**Problem details:** Using the records below, count the lines with "життя" in them. Give the number only.

**Data for this task:**
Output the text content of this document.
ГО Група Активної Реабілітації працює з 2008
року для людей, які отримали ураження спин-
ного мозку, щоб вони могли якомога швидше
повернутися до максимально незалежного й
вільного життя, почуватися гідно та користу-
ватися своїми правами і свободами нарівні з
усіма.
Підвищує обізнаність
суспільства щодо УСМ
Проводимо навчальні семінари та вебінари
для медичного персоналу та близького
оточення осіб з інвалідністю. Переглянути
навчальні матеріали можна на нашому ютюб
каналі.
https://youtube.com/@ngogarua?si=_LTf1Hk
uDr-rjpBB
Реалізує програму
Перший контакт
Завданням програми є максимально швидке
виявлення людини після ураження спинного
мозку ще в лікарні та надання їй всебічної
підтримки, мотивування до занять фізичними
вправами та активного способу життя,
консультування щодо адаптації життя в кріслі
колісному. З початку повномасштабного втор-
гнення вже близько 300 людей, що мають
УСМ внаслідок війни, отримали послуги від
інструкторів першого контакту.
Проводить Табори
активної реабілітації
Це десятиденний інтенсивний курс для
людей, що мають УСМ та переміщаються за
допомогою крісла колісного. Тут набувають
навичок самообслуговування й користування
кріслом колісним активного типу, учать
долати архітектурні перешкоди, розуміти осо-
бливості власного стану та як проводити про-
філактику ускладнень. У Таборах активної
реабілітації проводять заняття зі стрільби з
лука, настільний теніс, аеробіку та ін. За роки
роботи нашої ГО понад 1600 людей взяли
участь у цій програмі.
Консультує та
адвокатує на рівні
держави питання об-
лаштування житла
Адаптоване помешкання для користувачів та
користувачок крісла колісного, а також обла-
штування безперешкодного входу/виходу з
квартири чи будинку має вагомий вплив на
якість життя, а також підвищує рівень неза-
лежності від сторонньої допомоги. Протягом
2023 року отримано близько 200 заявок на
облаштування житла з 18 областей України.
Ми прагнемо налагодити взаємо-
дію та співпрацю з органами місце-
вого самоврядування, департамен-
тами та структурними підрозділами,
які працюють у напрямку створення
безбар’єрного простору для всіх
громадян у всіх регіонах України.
...
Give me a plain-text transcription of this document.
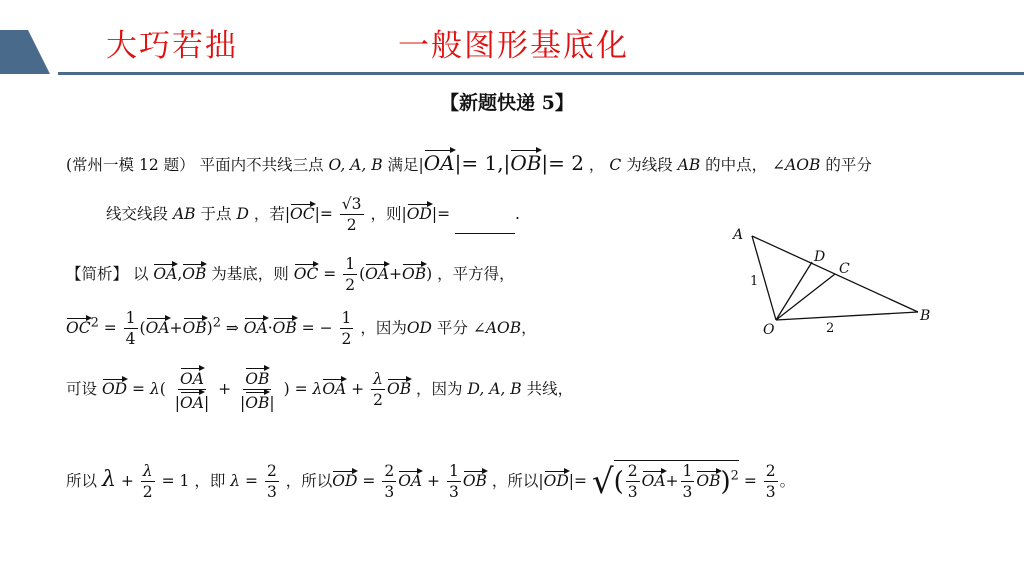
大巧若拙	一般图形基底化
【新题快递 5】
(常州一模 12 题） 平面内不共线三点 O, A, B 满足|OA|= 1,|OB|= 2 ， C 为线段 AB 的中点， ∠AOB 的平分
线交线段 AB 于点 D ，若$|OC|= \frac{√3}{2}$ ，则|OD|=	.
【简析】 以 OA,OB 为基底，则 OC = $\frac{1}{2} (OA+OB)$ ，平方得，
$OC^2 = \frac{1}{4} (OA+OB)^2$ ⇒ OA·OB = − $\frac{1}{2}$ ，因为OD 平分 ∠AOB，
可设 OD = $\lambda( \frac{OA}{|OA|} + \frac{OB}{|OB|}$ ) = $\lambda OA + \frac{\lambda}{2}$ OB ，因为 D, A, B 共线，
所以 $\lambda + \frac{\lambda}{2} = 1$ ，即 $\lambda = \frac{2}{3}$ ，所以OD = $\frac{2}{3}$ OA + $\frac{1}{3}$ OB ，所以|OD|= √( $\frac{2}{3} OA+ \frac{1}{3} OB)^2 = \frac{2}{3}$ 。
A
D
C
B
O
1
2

**Task result:** 4